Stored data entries
__________________________________________________

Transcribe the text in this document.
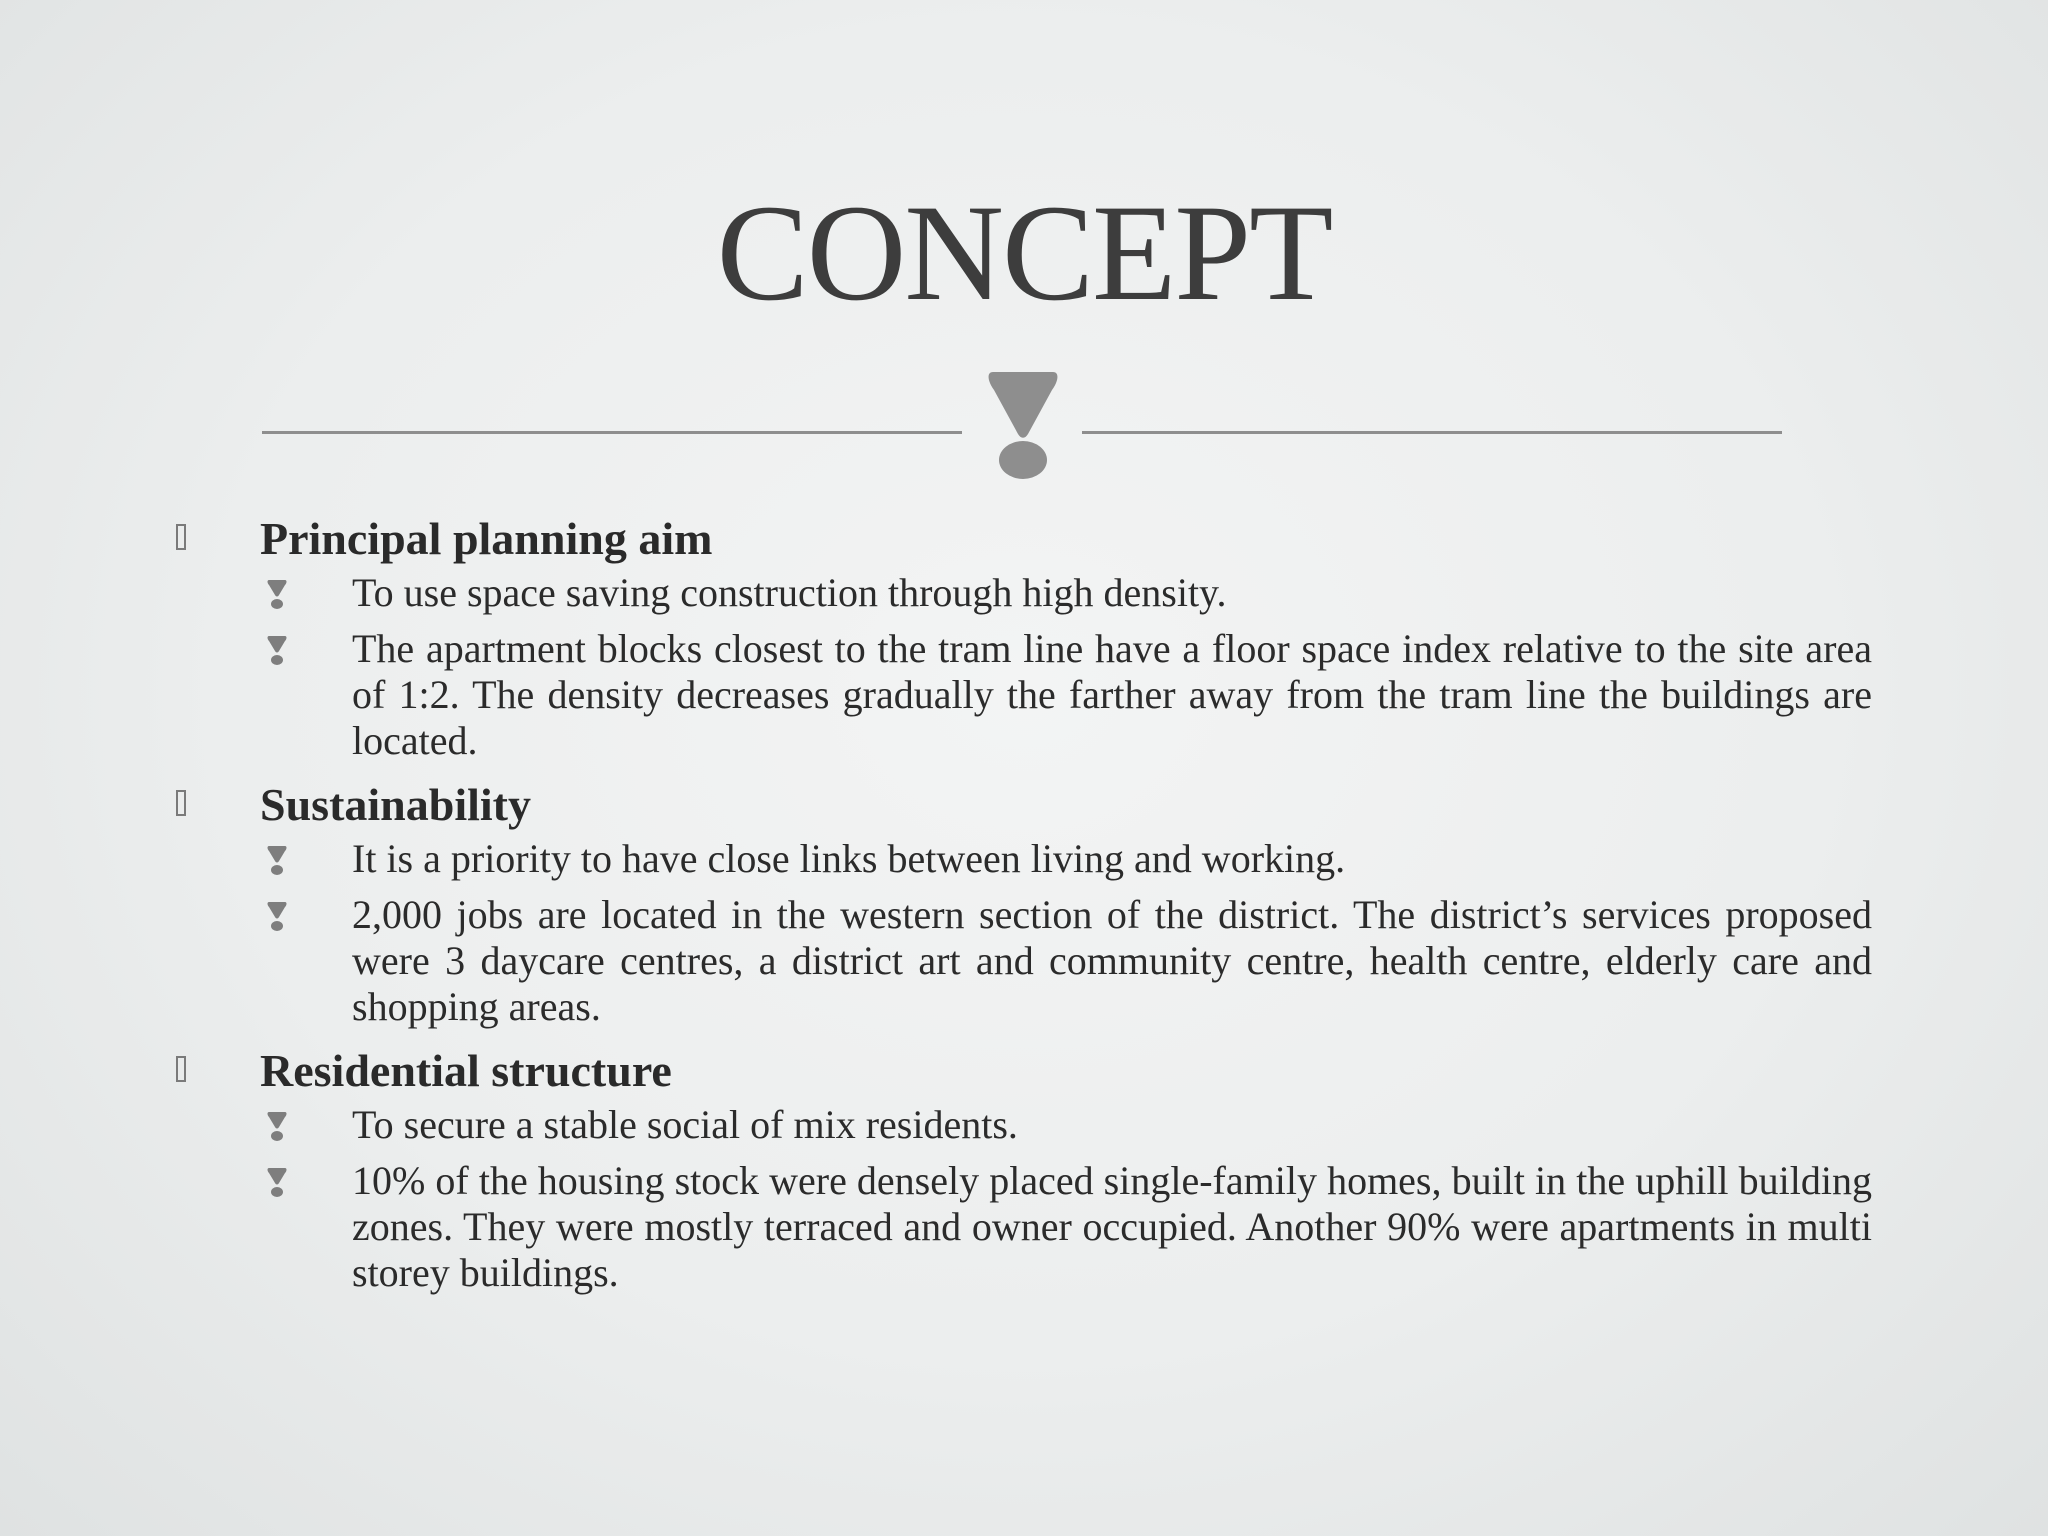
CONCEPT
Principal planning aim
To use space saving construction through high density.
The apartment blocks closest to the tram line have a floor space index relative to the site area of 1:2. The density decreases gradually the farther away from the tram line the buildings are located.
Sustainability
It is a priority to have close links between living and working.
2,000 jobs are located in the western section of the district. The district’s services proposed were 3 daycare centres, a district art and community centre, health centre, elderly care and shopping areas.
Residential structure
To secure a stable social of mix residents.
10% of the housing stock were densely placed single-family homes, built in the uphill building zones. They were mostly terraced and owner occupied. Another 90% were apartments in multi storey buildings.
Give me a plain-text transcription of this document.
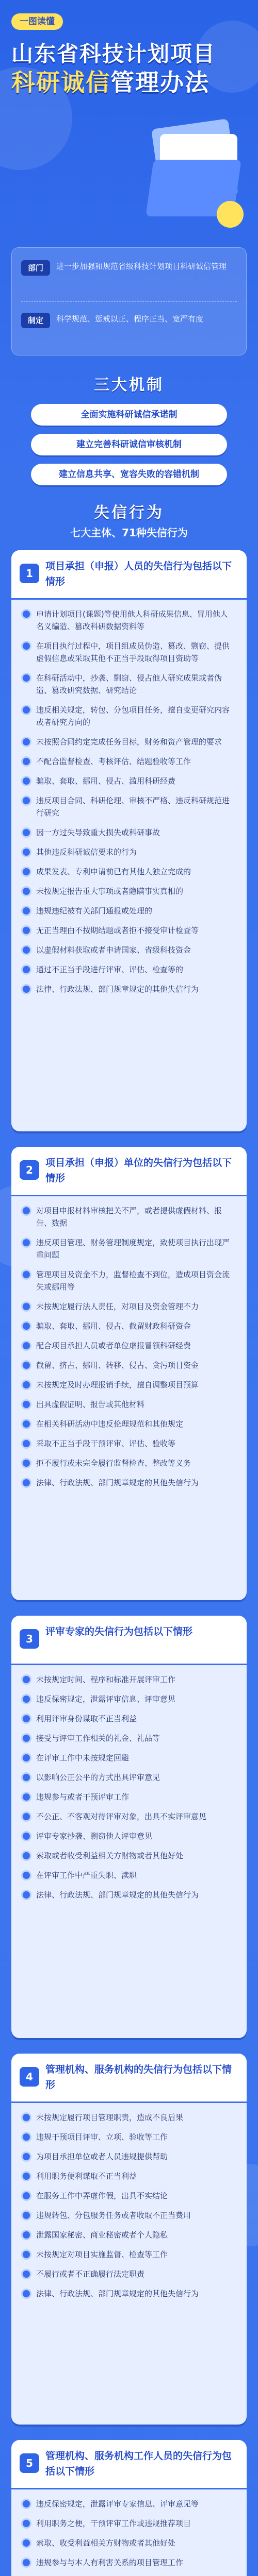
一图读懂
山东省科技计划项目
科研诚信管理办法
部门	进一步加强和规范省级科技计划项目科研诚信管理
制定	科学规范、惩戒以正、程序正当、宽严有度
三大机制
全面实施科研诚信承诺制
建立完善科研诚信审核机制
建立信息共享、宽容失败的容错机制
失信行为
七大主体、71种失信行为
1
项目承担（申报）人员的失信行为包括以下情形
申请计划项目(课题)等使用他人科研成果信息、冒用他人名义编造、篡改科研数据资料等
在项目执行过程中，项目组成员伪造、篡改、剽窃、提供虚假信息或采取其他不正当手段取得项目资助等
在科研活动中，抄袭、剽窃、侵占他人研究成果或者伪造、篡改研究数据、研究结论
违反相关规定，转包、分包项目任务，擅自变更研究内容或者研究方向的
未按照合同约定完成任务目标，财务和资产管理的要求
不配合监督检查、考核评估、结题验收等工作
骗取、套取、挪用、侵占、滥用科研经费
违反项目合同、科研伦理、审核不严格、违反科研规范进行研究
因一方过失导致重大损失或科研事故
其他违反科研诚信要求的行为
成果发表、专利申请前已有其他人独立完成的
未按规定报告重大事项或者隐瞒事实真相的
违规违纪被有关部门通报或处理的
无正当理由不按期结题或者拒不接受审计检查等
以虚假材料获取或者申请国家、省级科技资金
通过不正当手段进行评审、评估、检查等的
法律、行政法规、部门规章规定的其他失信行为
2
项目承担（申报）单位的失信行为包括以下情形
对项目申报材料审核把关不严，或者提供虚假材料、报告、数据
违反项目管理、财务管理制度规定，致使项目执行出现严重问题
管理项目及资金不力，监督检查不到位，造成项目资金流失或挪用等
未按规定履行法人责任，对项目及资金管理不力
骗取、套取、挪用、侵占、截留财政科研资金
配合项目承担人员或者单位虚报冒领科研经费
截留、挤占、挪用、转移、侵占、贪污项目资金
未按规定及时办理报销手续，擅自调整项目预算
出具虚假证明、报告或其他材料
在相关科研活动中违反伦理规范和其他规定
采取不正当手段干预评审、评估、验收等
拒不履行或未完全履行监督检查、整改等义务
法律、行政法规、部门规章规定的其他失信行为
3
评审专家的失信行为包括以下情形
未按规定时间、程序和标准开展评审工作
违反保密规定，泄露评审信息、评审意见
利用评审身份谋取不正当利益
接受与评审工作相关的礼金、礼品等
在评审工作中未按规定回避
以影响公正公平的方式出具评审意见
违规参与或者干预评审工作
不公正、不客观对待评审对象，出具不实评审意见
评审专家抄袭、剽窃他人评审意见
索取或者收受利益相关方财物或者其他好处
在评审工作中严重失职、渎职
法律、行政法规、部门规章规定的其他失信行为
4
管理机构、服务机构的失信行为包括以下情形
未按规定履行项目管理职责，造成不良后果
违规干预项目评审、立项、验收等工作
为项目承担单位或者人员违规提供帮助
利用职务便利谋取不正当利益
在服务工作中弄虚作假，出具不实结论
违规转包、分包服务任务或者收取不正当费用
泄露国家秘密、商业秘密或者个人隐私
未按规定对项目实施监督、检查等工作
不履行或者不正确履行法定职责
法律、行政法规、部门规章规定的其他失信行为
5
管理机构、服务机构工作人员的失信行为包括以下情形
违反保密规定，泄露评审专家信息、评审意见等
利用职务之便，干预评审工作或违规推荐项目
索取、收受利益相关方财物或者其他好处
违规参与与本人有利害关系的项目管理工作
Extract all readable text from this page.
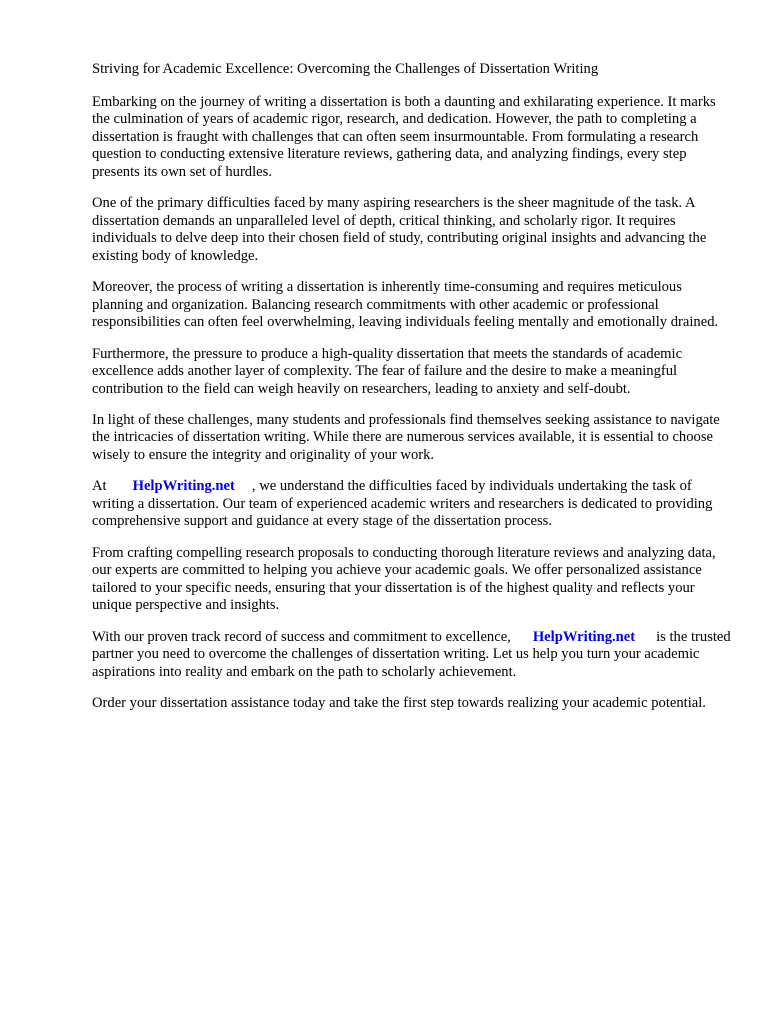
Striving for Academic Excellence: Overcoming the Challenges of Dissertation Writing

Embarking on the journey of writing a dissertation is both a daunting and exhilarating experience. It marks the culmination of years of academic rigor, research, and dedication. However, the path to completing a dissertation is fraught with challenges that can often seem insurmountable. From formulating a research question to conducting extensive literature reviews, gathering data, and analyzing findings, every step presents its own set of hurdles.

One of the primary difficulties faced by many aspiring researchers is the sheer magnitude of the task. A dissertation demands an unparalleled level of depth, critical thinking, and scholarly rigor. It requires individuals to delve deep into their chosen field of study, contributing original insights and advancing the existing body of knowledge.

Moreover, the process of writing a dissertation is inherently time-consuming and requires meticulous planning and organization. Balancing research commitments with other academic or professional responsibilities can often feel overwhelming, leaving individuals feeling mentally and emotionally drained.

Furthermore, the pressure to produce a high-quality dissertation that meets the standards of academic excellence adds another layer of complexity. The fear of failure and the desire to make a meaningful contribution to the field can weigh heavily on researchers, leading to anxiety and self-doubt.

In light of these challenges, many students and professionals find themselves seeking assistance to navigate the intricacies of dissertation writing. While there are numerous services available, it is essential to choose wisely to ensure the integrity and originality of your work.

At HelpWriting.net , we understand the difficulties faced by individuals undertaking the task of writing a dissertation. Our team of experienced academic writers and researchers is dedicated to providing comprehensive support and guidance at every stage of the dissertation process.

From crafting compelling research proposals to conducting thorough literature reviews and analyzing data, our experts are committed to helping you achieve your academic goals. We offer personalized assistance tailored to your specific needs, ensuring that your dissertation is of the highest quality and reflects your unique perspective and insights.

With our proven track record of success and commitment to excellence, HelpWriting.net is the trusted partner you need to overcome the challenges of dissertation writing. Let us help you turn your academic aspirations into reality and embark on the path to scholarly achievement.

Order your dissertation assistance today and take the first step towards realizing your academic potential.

__________________________________________________

EXERCISE INSTRUCTIONS
Return the material exactly as given, apart from the pictures.

COMPLETED EXERCISE
Transcribe the text in this document.
CONCEPT
Principal planning aim
To use space saving construction through high density.
The apartment blocks closest to the tram line have a floor space index relative to the site area of 1:2. The density decreases gradually the farther away from the tram line the buildings are located.
Sustainability
It is a priority to have close links between living and working.
2,000 jobs are located in the western section of the district. The district’s services proposed were 3 daycare centres, a district art and community centre, health centre, elderly care and shopping areas.
Residential structure
To secure a stable social of mix residents.
10% of the housing stock were densely placed single-family homes, built in the uphill building zones. They were mostly terraced and owner occupied. Another 90% were apartments in multi storey buildings.
Give me a plain-text transcription of this document.
一图读懂
山东省科技计划项目
科研诚信管理办法
部门	进一步加强和规范省级科技计划项目科研诚信管理
制定	科学规范、惩戒以正、程序正当、宽严有度
三大机制
全面实施科研诚信承诺制
建立完善科研诚信审核机制
建立信息共享、宽容失败的容错机制
失信行为
七大主体、71种失信行为
1
项目承担（申报）人员的失信行为包括以下情形
申请计划项目(课题)等使用他人科研成果信息、冒用他人名义编造、篡改科研数据资料等
在项目执行过程中，项目组成员伪造、篡改、剽窃、提供虚假信息或采取其他不正当手段取得项目资助等
在科研活动中，抄袭、剽窃、侵占他人研究成果或者伪造、篡改研究数据、研究结论
违反相关规定，转包、分包项目任务，擅自变更研究内容或者研究方向的
未按照合同约定完成任务目标，财务和资产管理的要求
不配合监督检查、考核评估、结题验收等工作
骗取、套取、挪用、侵占、滥用科研经费
违反项目合同、科研伦理、审核不严格、违反科研规范进行研究
因一方过失导致重大损失或科研事故
其他违反科研诚信要求的行为
成果发表、专利申请前已有其他人独立完成的
未按规定报告重大事项或者隐瞒事实真相的
违规违纪被有关部门通报或处理的
无正当理由不按期结题或者拒不接受审计检查等
以虚假材料获取或者申请国家、省级科技资金
通过不正当手段进行评审、评估、检查等的
法律、行政法规、部门规章规定的其他失信行为
2
项目承担（申报）单位的失信行为包括以下情形
对项目申报材料审核把关不严，或者提供虚假材料、报告、数据
违反项目管理、财务管理制度规定，致使项目执行出现严重问题
管理项目及资金不力，监督检查不到位，造成项目资金流失或挪用等
未按规定履行法人责任，对项目及资金管理不力
骗取、套取、挪用、侵占、截留财政科研资金
配合项目承担人员或者单位虚报冒领科研经费
截留、挤占、挪用、转移、侵占、贪污项目资金
未按规定及时办理报销手续，擅自调整项目预算
出具虚假证明、报告或其他材料
在相关科研活动中违反伦理规范和其他规定
采取不正当手段干预评审、评估、验收等
拒不履行或未完全履行监督检查、整改等义务
法律、行政法规、部门规章规定的其他失信行为
3
评审专家的失信行为包括以下情形
未按规定时间、程序和标准开展评审工作
违反保密规定，泄露评审信息、评审意见
利用评审身份谋取不正当利益
接受与评审工作相关的礼金、礼品等
在评审工作中未按规定回避
以影响公正公平的方式出具评审意见
违规参与或者干预评审工作
不公正、不客观对待评审对象，出具不实评审意见
评审专家抄袭、剽窃他人评审意见
索取或者收受利益相关方财物或者其他好处
在评审工作中严重失职、渎职
法律、行政法规、部门规章规定的其他失信行为
4
管理机构、服务机构的失信行为包括以下情形
未按规定履行项目管理职责，造成不良后果
违规干预项目评审、立项、验收等工作
为项目承担单位或者人员违规提供帮助
利用职务便利谋取不正当利益
在服务工作中弄虚作假，出具不实结论
违规转包、分包服务任务或者收取不正当费用
泄露国家秘密、商业秘密或者个人隐私
未按规定对项目实施监督、检查等工作
不履行或者不正确履行法定职责
法律、行政法规、部门规章规定的其他失信行为
5
管理机构、服务机构工作人员的失信行为包括以下情形
违反保密规定，泄露评审专家信息、评审意见等
利用职务之便，干预评审工作或违规推荐项目
索取、收受利益相关方财物或者其他好处
违规参与与本人有利害关系的项目管理工作
Extract all readable text from this page.
Striving for Academic Excellence: Overcoming the Challenges of Dissertation Writing

Embarking on the journey of writing a dissertation is both a daunting and exhilarating experience. It marks the culmination of years of academic rigor, research, and dedication. However, the path to completing a dissertation is fraught with challenges that can often seem insurmountable. From formulating a research question to conducting extensive literature reviews, gathering data, and analyzing findings, every step presents its own set of hurdles.

One of the primary difficulties faced by many aspiring researchers is the sheer magnitude of the task. A dissertation demands an unparalleled level of depth, critical thinking, and scholarly rigor. It requires individuals to delve deep into their chosen field of study, contributing original insights and advancing the existing body of knowledge.

Moreover, the process of writing a dissertation is inherently time-consuming and requires meticulous planning and organization. Balancing research commitments with other academic or professional responsibilities can often feel overwhelming, leaving individuals feeling mentally and emotionally drained.

Furthermore, the pressure to produce a high-quality dissertation that meets the standards of academic excellence adds another layer of complexity. The fear of failure and the desire to make a meaningful contribution to the field can weigh heavily on researchers, leading to anxiety and self-doubt.

In light of these challenges, many students and professionals find themselves seeking assistance to navigate the intricacies of dissertation writing. While there are numerous services available, it is essential to choose wisely to ensure the integrity and originality of your work.

At HelpWriting.net , we understand the difficulties faced by individuals undertaking the task of writing a dissertation. Our team of experienced academic writers and researchers is dedicated to providing comprehensive support and guidance at every stage of the dissertation process.

From crafting compelling research proposals to conducting thorough literature reviews and analyzing data, our experts are committed to helping you achieve your academic goals. We offer personalized assistance tailored to your specific needs, ensuring that your dissertation is of the highest quality and reflects your unique perspective and insights.

With our proven track record of success and commitment to excellence, HelpWriting.net is the trusted partner you need to overcome the challenges of dissertation writing. Let us help you turn your academic aspirations into reality and embark on the path to scholarly achievement.

Order your dissertation assistance today and take the first step towards realizing your academic potential.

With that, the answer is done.